**The task**
For each line in the data below that holds "JSON", return a copy.

**Task material**
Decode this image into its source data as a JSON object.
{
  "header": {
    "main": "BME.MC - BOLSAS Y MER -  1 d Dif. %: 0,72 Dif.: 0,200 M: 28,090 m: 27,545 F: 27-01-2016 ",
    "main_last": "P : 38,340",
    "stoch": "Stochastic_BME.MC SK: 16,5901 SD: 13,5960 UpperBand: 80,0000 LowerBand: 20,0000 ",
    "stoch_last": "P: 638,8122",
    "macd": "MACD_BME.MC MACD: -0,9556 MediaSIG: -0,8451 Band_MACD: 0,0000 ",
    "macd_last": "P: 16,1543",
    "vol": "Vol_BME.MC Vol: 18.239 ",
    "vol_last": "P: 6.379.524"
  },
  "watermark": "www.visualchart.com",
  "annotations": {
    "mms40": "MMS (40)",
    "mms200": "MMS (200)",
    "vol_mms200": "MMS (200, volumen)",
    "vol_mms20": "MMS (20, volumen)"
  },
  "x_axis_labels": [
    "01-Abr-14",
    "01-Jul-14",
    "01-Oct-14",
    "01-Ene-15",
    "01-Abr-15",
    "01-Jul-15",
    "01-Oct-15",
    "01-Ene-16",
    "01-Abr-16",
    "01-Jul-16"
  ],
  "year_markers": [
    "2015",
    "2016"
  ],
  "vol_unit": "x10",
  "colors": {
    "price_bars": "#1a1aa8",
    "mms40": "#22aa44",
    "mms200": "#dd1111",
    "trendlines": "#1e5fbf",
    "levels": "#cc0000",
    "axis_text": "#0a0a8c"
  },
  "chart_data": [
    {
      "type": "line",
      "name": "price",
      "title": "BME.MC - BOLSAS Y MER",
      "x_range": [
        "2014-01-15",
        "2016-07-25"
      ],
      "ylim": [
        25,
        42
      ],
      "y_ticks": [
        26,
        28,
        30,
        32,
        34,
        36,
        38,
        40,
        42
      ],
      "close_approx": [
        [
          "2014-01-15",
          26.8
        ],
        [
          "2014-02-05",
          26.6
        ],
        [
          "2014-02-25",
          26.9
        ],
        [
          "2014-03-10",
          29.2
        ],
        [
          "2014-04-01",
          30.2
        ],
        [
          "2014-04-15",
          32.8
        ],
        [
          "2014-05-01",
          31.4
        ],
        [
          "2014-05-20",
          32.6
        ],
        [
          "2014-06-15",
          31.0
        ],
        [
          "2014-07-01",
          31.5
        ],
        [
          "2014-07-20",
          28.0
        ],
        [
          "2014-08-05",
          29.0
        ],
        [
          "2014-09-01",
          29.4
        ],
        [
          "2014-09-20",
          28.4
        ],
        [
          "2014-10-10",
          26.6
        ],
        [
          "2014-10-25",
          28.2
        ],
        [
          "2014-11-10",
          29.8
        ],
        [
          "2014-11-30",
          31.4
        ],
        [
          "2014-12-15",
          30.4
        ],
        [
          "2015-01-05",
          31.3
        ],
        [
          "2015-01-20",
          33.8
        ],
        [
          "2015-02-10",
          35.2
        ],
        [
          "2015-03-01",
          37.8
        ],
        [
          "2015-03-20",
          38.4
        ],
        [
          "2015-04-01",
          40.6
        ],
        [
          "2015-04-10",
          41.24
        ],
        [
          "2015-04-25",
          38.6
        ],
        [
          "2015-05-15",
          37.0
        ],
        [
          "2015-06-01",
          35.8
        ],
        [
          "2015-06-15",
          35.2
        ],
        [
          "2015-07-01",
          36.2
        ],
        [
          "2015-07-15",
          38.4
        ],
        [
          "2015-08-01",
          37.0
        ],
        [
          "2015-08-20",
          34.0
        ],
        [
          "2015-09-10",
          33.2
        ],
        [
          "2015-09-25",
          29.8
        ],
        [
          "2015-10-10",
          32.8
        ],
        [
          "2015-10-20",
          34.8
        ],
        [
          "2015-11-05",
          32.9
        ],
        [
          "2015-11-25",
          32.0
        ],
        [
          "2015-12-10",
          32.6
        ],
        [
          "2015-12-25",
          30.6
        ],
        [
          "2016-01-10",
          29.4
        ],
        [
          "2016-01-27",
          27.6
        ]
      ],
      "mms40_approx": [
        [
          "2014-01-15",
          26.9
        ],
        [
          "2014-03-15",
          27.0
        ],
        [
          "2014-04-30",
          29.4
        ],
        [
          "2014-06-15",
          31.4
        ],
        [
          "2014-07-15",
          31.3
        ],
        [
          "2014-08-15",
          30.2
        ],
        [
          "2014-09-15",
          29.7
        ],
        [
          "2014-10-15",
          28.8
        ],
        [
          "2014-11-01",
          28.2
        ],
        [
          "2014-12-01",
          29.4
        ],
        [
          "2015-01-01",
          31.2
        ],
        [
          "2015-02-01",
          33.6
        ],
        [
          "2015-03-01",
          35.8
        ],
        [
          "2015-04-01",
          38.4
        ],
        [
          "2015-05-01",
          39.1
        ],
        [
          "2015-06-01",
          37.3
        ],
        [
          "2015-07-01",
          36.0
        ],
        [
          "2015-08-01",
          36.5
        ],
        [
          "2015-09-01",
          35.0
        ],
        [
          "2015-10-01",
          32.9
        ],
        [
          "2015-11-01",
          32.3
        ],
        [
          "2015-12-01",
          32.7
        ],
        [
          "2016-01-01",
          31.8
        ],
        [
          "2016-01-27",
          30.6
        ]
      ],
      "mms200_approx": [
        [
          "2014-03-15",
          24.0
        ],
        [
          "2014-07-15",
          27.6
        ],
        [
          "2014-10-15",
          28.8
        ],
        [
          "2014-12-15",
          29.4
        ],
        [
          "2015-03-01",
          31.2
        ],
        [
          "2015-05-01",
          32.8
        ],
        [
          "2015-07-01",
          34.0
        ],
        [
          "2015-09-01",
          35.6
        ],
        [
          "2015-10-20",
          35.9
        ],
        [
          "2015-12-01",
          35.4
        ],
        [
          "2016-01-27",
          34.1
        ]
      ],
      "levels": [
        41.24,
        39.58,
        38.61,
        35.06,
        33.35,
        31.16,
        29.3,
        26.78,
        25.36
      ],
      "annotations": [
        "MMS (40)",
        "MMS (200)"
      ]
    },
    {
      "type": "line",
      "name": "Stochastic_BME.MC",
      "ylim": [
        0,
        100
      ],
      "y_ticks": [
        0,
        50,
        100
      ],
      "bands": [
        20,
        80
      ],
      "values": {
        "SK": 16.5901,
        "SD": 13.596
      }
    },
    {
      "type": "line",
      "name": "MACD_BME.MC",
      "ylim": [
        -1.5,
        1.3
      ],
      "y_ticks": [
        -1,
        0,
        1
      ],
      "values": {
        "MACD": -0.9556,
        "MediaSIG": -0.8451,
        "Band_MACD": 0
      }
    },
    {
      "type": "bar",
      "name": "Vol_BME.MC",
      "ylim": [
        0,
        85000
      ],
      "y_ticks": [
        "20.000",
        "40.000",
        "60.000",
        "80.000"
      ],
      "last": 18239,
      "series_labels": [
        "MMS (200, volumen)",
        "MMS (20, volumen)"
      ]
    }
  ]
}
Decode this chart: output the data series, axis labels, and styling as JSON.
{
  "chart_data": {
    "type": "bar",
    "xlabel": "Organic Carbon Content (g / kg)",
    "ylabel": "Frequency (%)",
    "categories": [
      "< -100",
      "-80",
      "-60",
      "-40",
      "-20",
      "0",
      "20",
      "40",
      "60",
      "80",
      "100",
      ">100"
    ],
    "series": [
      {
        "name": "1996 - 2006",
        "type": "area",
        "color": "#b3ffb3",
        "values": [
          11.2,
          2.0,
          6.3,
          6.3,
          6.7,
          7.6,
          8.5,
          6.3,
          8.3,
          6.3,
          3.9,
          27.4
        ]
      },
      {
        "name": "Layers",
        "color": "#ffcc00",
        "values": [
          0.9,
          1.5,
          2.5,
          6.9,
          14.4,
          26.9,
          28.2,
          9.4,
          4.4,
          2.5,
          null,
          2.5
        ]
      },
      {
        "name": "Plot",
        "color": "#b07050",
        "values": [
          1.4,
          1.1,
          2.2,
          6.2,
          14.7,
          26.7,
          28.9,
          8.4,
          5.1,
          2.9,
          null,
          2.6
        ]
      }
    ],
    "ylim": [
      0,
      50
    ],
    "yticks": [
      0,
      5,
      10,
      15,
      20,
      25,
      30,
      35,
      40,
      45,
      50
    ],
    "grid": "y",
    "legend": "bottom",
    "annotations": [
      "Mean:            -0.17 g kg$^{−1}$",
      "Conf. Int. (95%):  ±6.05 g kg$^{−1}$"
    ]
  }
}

**Response to the exercise**
Decode this image into its source data as a JSON object.
Decode this chart: output the data series, axis labels, and styling as JSON.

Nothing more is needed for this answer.